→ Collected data
○ ○ ○ ○ ○

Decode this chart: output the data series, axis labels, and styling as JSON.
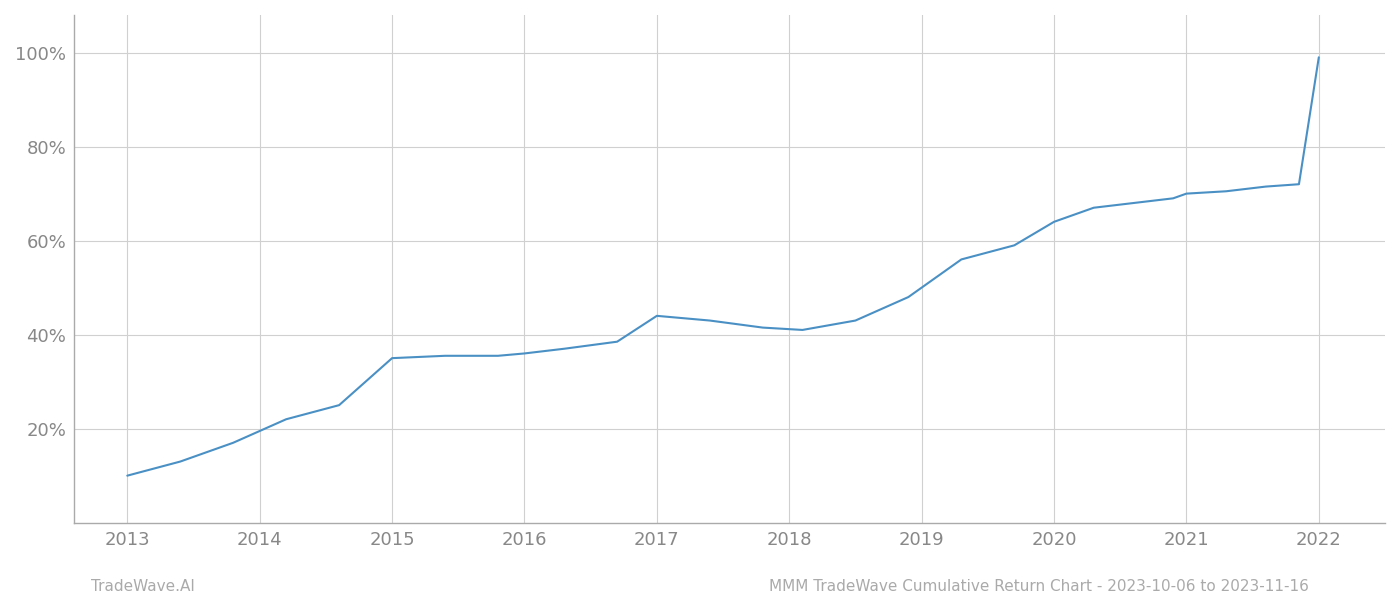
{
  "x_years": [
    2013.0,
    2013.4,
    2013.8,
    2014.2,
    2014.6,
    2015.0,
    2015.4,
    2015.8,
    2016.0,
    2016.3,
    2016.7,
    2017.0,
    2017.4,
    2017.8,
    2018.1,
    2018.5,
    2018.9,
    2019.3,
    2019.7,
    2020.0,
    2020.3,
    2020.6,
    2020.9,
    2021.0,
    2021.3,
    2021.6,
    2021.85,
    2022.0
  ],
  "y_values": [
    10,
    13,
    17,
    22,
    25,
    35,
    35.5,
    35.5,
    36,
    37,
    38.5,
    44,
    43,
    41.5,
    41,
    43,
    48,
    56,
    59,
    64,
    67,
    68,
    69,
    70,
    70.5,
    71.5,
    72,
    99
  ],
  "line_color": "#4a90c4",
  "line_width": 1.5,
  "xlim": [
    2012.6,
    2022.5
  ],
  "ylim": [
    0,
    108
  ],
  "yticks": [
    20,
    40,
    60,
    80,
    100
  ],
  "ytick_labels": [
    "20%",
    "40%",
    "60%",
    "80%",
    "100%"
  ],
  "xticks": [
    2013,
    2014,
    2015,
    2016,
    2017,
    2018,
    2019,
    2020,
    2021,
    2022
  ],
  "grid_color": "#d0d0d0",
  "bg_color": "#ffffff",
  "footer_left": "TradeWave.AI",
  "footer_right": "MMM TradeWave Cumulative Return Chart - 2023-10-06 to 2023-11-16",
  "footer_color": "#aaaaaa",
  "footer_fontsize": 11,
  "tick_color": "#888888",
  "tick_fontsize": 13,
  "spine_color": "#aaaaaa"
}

○ ○ ○ ○ ○

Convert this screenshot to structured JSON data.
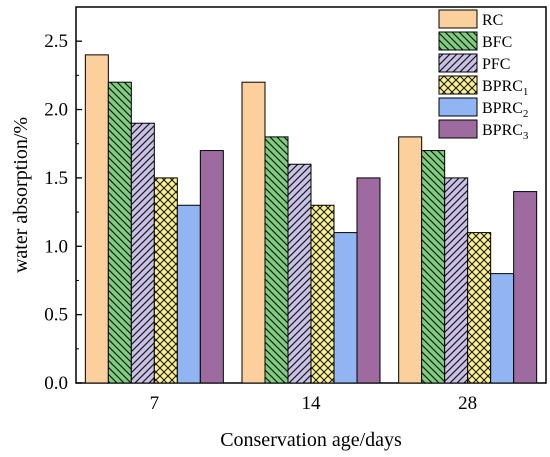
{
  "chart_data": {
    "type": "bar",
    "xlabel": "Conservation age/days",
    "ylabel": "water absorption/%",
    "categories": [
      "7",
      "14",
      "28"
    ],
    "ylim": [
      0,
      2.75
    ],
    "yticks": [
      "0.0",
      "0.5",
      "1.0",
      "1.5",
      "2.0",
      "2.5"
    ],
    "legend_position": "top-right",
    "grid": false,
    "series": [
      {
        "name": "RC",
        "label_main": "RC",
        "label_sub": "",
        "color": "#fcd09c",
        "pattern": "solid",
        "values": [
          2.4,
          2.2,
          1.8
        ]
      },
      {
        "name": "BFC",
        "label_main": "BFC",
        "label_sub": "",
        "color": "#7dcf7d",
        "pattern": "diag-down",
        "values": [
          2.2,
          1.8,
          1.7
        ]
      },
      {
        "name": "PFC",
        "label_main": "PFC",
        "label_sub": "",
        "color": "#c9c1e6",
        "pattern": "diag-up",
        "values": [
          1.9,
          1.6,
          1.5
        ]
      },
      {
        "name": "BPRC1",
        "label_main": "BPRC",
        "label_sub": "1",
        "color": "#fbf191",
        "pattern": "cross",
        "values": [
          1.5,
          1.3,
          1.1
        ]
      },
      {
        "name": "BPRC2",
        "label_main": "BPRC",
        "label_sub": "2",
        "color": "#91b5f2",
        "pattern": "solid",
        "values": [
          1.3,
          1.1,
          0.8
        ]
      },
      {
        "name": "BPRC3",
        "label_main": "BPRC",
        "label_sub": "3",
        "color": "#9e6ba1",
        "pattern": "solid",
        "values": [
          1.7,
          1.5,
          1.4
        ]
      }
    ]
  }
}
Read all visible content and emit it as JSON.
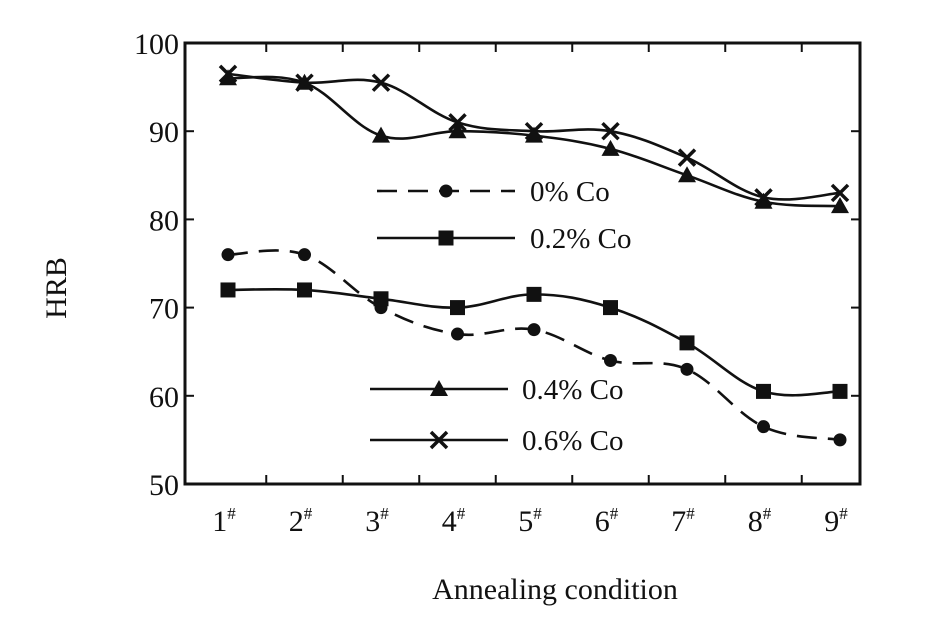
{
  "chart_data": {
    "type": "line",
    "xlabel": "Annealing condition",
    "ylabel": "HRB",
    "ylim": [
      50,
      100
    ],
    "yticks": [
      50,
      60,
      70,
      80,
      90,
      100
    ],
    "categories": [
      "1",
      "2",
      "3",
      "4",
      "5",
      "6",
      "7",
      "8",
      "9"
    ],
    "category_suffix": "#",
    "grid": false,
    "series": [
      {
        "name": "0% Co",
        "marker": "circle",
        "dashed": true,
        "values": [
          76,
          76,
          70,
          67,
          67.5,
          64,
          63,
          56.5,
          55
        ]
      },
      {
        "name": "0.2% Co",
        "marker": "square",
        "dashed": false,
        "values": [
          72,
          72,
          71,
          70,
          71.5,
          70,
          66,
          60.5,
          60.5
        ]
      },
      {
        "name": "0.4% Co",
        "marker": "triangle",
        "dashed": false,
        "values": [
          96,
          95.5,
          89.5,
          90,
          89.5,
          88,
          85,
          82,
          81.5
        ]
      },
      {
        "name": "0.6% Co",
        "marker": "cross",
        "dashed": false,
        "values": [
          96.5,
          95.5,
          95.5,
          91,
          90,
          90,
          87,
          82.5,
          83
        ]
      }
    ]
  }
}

○ ○ ○ ○ ○

→ What is required
Go through the records and copy each line with "ylabel" in it.

→ The solution
    "ylabel": "water absorption/%",
    "ylabel": "HRB",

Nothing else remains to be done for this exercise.